Stored items from a collection
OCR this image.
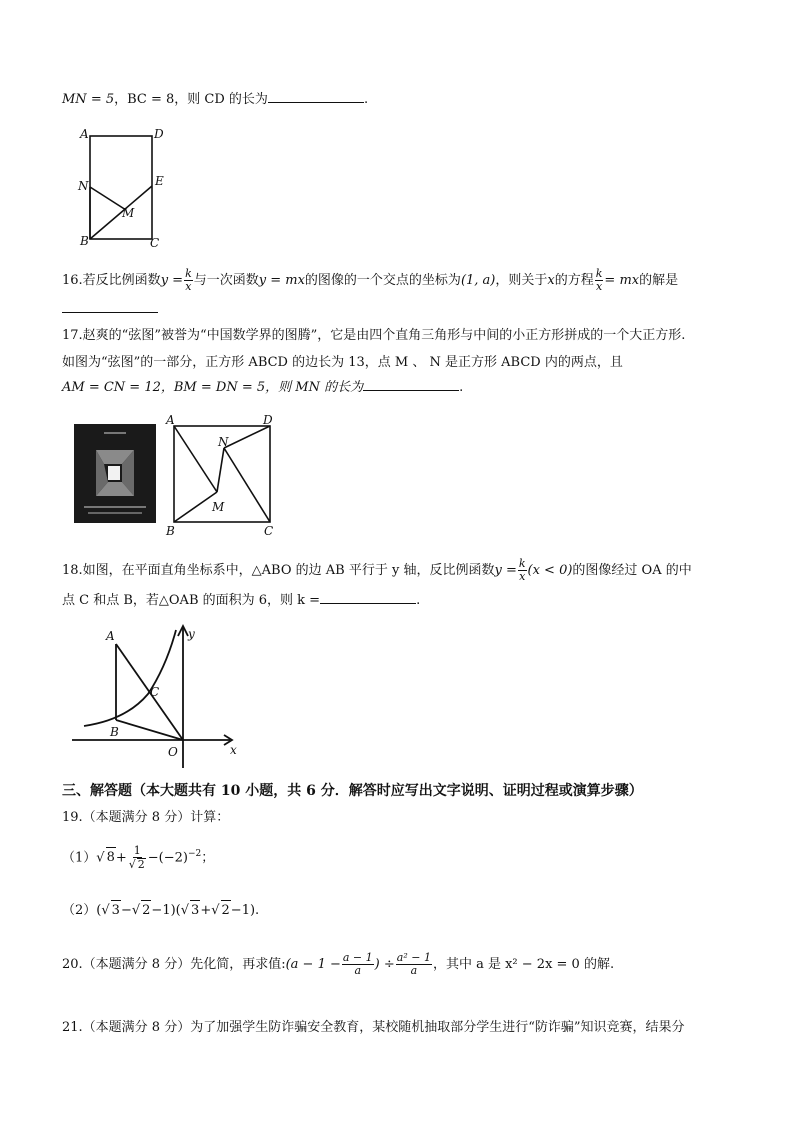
MN = 5，BC = 8，则 CD 的长为	.
A	D
N	E
M
B	C
16.若反比例函数$y = \frac{k}{x}$ 与一次函数y = mx的图像的一个交点的坐标为(1, a)，则关于x的方程 $\frac{k}{x}$ = mx的解是
17.赵爽的“弦图”被誉为“中国数学界的图腾”，它是由四个直角三角形与中间的小正方形拼成的一个大正方形.
如图为“弦图”的一部分，正方形 ABCD 的边长为 13，点 M 、 N 是正方形 ABCD 内的两点，且
AM = CN = 12，BM = DN = 5，则 MN 的长为	.
A	D
N
M
B	C
18.如图，在平面直角坐标系中，△ABO 的边 AB 平行于 y 轴，反比例函数$y = \frac{k}{x} (x < 0)$的图像经过 OA 的中
点 C 和点 B，若△OAB 的面积为 6，则 k =	.
A	y
C
B
O	x
三、解答题（本大题共有 10 小题，共 6 分．解答时应写出文字说明、证明过程或演算步骤）
19.（本题满分 8 分）计算：
（1）√ $8+ \frac{1}{√ 2} -(-2)^{-2}$；
（2）(√ 3−√ 2−1)(√ 3+√ 2−1).
20.（本题满分 8 分）先化简，再求值:(a − $1 - \frac{a - 1}{a}$ ) ÷ $\frac{\text{a² − 1}}{a}$ ，其中 a 是 x² − 2x = 0 的解.
21.（本题满分 8 分）为了加强学生防诈骗安全教育，某校随机抽取部分学生进行“防诈骗”知识竞赛，结果分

Given request =>
Without the pictures, reproduce every line of the records above exactly.

Written solution =>
OCR this image.
MN = 5，BC = 8，则 CD 的长为	.
A	D
N	E
M
B	C
16.若反比例函数$y = \frac{k}{x}$ 与一次函数y = mx的图像的一个交点的坐标为(1, a)，则关于x的方程 $\frac{k}{x}$ = mx的解是
17.赵爽的“弦图”被誉为“中国数学界的图腾”，它是由四个直角三角形与中间的小正方形拼成的一个大正方形.
如图为“弦图”的一部分，正方形 ABCD 的边长为 13，点 M 、 N 是正方形 ABCD 内的两点，且
AM = CN = 12，BM = DN = 5，则 MN 的长为	.
A	D
N
M
B	C
18.如图，在平面直角坐标系中，△ABO 的边 AB 平行于 y 轴，反比例函数$y = \frac{k}{x} (x < 0)$的图像经过 OA 的中
点 C 和点 B，若△OAB 的面积为 6，则 k =	.
A	y
C
B
O	x
三、解答题（本大题共有 10 小题，共 6 分．解答时应写出文字说明、证明过程或演算步骤）
19.（本题满分 8 分）计算：
（1）√ $8+ \frac{1}{√ 2} -(-2)^{-2}$；
（2）(√ 3−√ 2−1)(√ 3+√ 2−1).
20.（本题满分 8 分）先化简，再求值:(a − $1 - \frac{a - 1}{a}$ ) ÷ $\frac{\text{a² − 1}}{a}$ ，其中 a 是 x² − 2x = 0 的解.
21.（本题满分 8 分）为了加强学生防诈骗安全教育，某校随机抽取部分学生进行“防诈骗”知识竞赛，结果分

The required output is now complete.